#### [Problem]
Among the entries that follow, tally the lines with the string "的每一个人". Give no more than the number.

Collected data entries
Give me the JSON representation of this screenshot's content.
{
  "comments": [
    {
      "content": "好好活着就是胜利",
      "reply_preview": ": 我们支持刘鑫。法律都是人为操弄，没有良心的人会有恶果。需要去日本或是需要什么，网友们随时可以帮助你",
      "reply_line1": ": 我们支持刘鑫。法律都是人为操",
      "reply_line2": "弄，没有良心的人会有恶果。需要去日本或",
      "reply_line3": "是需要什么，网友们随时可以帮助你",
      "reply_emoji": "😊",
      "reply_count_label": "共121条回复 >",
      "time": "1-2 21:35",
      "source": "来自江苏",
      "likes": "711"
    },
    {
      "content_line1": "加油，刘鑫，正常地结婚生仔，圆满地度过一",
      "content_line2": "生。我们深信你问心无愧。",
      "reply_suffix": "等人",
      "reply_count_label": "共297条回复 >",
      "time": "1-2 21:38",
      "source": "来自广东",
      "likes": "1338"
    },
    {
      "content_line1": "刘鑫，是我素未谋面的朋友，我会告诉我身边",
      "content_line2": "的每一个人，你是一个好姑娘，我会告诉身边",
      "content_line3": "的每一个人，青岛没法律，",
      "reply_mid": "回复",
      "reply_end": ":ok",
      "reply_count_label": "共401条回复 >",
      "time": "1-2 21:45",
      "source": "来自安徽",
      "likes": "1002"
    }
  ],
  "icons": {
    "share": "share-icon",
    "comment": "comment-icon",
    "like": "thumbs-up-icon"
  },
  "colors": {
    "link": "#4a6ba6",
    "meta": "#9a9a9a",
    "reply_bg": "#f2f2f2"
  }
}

#### [Task result]
2